** Start of Data rows **

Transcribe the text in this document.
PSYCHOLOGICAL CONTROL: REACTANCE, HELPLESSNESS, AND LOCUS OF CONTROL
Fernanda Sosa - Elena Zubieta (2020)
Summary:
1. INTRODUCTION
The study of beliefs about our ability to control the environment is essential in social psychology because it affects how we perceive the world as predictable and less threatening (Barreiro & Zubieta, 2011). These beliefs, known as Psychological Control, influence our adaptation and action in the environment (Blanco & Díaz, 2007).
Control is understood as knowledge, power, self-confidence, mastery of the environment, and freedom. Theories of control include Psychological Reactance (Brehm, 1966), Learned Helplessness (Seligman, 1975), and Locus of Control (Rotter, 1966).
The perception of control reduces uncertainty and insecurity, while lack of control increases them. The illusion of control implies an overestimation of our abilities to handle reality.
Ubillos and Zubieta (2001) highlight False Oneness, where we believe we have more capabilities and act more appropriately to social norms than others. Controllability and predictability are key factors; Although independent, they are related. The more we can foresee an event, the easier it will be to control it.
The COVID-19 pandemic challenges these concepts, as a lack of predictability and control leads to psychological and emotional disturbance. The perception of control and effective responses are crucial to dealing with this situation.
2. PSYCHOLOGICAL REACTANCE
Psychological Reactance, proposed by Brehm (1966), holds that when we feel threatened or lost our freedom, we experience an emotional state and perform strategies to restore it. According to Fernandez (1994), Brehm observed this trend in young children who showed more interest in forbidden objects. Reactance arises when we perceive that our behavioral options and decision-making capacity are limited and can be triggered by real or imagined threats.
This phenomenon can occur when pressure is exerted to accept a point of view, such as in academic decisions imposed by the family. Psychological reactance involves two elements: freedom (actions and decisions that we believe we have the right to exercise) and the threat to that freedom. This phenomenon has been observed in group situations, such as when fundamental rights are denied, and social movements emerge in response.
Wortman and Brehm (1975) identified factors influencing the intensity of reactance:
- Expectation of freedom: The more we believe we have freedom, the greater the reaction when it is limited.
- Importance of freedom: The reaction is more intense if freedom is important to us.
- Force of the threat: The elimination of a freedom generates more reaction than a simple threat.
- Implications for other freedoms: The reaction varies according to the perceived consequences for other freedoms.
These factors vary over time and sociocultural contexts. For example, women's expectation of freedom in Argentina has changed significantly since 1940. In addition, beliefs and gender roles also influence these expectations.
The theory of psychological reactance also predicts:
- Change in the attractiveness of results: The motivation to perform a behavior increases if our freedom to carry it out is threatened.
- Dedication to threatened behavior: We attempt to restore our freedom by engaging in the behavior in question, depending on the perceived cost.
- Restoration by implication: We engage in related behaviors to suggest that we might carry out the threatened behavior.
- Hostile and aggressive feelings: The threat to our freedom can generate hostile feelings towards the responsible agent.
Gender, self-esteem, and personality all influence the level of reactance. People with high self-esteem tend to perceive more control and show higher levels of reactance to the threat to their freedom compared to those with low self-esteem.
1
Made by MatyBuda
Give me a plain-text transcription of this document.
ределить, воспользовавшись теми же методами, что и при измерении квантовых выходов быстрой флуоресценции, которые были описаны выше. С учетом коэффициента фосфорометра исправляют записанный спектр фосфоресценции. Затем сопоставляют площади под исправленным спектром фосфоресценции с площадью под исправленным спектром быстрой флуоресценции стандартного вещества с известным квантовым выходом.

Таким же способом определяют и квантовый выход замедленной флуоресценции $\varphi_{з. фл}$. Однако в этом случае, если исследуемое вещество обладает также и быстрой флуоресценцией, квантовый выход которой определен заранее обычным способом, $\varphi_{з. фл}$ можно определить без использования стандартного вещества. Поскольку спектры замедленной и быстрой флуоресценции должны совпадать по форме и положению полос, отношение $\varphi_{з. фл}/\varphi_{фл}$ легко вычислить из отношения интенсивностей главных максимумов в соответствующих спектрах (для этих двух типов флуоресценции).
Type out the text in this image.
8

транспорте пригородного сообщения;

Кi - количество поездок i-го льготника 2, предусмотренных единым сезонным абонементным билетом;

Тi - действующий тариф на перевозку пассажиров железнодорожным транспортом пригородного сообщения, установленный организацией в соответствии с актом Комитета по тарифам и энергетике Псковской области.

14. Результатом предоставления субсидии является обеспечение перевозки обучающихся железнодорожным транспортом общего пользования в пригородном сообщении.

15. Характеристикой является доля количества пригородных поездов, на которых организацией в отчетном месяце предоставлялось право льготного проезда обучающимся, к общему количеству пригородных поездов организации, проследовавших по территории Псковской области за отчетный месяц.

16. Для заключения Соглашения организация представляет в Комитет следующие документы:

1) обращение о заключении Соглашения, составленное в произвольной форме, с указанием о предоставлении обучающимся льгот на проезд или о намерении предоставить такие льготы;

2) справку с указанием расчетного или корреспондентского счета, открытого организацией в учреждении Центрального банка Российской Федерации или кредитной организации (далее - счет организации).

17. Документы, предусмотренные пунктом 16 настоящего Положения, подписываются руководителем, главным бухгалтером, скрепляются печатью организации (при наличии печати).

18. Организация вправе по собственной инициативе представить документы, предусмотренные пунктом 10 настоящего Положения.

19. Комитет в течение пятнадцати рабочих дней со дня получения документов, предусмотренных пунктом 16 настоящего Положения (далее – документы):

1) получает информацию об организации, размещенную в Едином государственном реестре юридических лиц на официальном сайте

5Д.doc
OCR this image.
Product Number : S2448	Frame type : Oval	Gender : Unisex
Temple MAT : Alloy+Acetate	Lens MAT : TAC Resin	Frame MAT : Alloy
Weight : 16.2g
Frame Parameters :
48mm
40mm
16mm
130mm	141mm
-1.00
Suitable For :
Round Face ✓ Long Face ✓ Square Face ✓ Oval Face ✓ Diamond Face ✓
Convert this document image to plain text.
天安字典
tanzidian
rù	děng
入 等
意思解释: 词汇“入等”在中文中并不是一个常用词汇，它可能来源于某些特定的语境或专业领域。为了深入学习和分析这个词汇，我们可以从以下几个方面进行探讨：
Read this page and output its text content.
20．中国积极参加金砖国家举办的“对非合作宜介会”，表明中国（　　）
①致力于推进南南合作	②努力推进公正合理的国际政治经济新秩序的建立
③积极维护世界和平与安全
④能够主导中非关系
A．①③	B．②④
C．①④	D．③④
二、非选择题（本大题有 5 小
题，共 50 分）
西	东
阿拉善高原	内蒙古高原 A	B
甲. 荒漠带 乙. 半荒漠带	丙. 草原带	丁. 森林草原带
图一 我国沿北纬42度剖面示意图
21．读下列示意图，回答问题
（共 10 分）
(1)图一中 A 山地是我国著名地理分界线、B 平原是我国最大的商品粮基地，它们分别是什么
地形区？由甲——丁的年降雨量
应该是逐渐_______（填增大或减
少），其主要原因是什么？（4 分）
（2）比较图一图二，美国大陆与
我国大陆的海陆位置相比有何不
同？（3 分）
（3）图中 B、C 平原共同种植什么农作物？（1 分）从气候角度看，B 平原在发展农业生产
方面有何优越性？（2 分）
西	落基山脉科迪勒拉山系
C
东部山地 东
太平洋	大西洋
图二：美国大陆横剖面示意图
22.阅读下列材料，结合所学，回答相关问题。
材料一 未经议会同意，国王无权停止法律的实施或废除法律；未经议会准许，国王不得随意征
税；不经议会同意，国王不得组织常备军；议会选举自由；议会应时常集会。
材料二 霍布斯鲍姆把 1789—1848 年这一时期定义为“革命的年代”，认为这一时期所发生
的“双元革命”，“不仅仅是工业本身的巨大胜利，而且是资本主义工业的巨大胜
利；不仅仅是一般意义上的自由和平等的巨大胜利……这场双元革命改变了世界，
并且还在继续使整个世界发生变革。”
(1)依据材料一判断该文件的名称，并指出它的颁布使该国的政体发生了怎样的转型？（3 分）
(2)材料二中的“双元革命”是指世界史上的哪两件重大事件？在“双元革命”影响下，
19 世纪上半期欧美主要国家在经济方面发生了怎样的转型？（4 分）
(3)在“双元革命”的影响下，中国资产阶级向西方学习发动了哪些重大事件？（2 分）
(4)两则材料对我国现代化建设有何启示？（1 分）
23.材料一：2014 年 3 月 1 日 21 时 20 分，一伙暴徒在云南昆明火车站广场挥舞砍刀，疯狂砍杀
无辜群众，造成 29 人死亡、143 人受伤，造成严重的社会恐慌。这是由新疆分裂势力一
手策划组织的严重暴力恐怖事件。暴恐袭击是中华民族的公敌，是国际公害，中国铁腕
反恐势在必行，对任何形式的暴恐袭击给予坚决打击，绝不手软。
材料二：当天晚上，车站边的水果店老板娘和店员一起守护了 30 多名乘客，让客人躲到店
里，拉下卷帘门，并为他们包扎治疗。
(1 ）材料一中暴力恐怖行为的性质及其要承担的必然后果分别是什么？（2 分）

** End of Data rows **

Using the records above, select and copy every line that has the word "Oval".

Product Number : S2448	Frame type : Oval	Gender : Unisex
Round Face ✓ Long Face ✓ Square Face ✓ Oval Face ✓ Diamond Face ✓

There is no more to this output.